*SUPPLIED ENTRIES*.
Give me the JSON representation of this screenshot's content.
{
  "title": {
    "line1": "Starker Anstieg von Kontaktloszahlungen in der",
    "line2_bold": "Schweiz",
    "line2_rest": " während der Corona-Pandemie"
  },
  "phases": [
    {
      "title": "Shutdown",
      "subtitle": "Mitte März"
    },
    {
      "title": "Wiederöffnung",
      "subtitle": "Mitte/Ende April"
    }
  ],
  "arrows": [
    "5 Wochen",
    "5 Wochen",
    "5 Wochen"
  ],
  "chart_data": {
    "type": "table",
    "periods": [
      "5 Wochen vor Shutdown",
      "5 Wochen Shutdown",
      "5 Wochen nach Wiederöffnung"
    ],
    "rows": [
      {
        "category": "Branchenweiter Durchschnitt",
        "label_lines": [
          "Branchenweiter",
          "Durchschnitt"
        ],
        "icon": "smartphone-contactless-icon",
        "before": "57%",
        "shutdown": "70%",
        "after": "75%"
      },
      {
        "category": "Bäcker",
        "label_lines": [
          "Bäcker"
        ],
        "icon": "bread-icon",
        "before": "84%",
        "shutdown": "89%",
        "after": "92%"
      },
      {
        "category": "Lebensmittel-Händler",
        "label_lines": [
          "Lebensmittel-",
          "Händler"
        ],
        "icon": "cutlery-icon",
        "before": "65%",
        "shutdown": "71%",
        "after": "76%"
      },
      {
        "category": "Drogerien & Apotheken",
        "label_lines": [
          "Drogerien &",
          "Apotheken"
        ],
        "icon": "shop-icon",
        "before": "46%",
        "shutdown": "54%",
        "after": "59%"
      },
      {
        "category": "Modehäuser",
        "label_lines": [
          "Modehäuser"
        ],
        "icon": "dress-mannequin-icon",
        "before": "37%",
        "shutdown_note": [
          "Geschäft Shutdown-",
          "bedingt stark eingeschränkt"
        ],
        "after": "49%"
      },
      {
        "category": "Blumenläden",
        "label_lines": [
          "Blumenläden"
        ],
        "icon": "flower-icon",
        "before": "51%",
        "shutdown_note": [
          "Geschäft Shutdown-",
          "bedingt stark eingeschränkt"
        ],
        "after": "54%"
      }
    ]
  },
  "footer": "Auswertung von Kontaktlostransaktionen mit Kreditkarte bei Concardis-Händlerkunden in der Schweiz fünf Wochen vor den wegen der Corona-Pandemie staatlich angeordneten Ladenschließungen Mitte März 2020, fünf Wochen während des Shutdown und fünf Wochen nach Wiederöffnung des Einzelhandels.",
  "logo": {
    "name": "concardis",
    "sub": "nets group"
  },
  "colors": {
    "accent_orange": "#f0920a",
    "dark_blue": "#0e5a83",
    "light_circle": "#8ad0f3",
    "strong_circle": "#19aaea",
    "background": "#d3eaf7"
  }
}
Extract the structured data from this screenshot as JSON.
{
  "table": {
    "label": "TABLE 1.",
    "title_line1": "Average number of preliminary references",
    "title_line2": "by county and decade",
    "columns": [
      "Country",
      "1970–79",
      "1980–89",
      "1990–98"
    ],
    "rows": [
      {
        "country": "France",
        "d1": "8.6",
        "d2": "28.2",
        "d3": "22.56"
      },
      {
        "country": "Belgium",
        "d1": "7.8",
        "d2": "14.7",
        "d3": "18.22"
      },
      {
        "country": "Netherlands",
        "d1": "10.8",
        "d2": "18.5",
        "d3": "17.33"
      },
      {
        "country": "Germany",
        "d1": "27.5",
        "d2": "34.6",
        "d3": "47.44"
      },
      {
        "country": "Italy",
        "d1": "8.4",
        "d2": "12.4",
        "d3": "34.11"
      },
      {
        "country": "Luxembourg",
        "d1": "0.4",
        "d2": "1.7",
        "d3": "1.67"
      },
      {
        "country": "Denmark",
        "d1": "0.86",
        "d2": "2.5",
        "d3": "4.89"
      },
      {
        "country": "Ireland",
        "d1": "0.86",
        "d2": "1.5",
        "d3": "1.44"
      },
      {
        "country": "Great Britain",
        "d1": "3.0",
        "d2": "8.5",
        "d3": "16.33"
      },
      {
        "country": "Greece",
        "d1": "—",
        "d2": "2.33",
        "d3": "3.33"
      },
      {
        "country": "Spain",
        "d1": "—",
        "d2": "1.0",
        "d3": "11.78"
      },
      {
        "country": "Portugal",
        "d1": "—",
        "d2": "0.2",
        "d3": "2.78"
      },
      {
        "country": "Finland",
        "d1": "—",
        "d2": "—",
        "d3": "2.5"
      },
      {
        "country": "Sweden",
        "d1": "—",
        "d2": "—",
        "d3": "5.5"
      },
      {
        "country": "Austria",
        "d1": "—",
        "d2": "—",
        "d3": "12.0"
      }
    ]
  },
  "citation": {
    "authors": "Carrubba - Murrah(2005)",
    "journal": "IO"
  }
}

*AIM*.
Write out the entries above word for word.

*FINISHED EXERCISE*.
Give me the JSON representation of this screenshot's content.
{
  "title": {
    "line1": "Starker Anstieg von Kontaktloszahlungen in der",
    "line2_bold": "Schweiz",
    "line2_rest": " während der Corona-Pandemie"
  },
  "phases": [
    {
      "title": "Shutdown",
      "subtitle": "Mitte März"
    },
    {
      "title": "Wiederöffnung",
      "subtitle": "Mitte/Ende April"
    }
  ],
  "arrows": [
    "5 Wochen",
    "5 Wochen",
    "5 Wochen"
  ],
  "chart_data": {
    "type": "table",
    "periods": [
      "5 Wochen vor Shutdown",
      "5 Wochen Shutdown",
      "5 Wochen nach Wiederöffnung"
    ],
    "rows": [
      {
        "category": "Branchenweiter Durchschnitt",
        "label_lines": [
          "Branchenweiter",
          "Durchschnitt"
        ],
        "icon": "smartphone-contactless-icon",
        "before": "57%",
        "shutdown": "70%",
        "after": "75%"
      },
      {
        "category": "Bäcker",
        "label_lines": [
          "Bäcker"
        ],
        "icon": "bread-icon",
        "before": "84%",
        "shutdown": "89%",
        "after": "92%"
      },
      {
        "category": "Lebensmittel-Händler",
        "label_lines": [
          "Lebensmittel-",
          "Händler"
        ],
        "icon": "cutlery-icon",
        "before": "65%",
        "shutdown": "71%",
        "after": "76%"
      },
      {
        "category": "Drogerien & Apotheken",
        "label_lines": [
          "Drogerien &",
          "Apotheken"
        ],
        "icon": "shop-icon",
        "before": "46%",
        "shutdown": "54%",
        "after": "59%"
      },
      {
        "category": "Modehäuser",
        "label_lines": [
          "Modehäuser"
        ],
        "icon": "dress-mannequin-icon",
        "before": "37%",
        "shutdown_note": [
          "Geschäft Shutdown-",
          "bedingt stark eingeschränkt"
        ],
        "after": "49%"
      },
      {
        "category": "Blumenläden",
        "label_lines": [
          "Blumenläden"
        ],
        "icon": "flower-icon",
        "before": "51%",
        "shutdown_note": [
          "Geschäft Shutdown-",
          "bedingt stark eingeschränkt"
        ],
        "after": "54%"
      }
    ]
  },
  "footer": "Auswertung von Kontaktlostransaktionen mit Kreditkarte bei Concardis-Händlerkunden in der Schweiz fünf Wochen vor den wegen der Corona-Pandemie staatlich angeordneten Ladenschließungen Mitte März 2020, fünf Wochen während des Shutdown und fünf Wochen nach Wiederöffnung des Einzelhandels.",
  "logo": {
    "name": "concardis",
    "sub": "nets group"
  },
  "colors": {
    "accent_orange": "#f0920a",
    "dark_blue": "#0e5a83",
    "light_circle": "#8ad0f3",
    "strong_circle": "#19aaea",
    "background": "#d3eaf7"
  }
}
Extract the structured data from this screenshot as JSON.
{
  "table": {
    "label": "TABLE 1.",
    "title_line1": "Average number of preliminary references",
    "title_line2": "by county and decade",
    "columns": [
      "Country",
      "1970–79",
      "1980–89",
      "1990–98"
    ],
    "rows": [
      {
        "country": "France",
        "d1": "8.6",
        "d2": "28.2",
        "d3": "22.56"
      },
      {
        "country": "Belgium",
        "d1": "7.8",
        "d2": "14.7",
        "d3": "18.22"
      },
      {
        "country": "Netherlands",
        "d1": "10.8",
        "d2": "18.5",
        "d3": "17.33"
      },
      {
        "country": "Germany",
        "d1": "27.5",
        "d2": "34.6",
        "d3": "47.44"
      },
      {
        "country": "Italy",
        "d1": "8.4",
        "d2": "12.4",
        "d3": "34.11"
      },
      {
        "country": "Luxembourg",
        "d1": "0.4",
        "d2": "1.7",
        "d3": "1.67"
      },
      {
        "country": "Denmark",
        "d1": "0.86",
        "d2": "2.5",
        "d3": "4.89"
      },
      {
        "country": "Ireland",
        "d1": "0.86",
        "d2": "1.5",
        "d3": "1.44"
      },
      {
        "country": "Great Britain",
        "d1": "3.0",
        "d2": "8.5",
        "d3": "16.33"
      },
      {
        "country": "Greece",
        "d1": "—",
        "d2": "2.33",
        "d3": "3.33"
      },
      {
        "country": "Spain",
        "d1": "—",
        "d2": "1.0",
        "d3": "11.78"
      },
      {
        "country": "Portugal",
        "d1": "—",
        "d2": "0.2",
        "d3": "2.78"
      },
      {
        "country": "Finland",
        "d1": "—",
        "d2": "—",
        "d3": "2.5"
      },
      {
        "country": "Sweden",
        "d1": "—",
        "d2": "—",
        "d3": "5.5"
      },
      {
        "country": "Austria",
        "d1": "—",
        "d2": "—",
        "d3": "12.0"
      }
    ]
  },
  "citation": {
    "authors": "Carrubba - Murrah(2005)",
    "journal": "IO"
  }
}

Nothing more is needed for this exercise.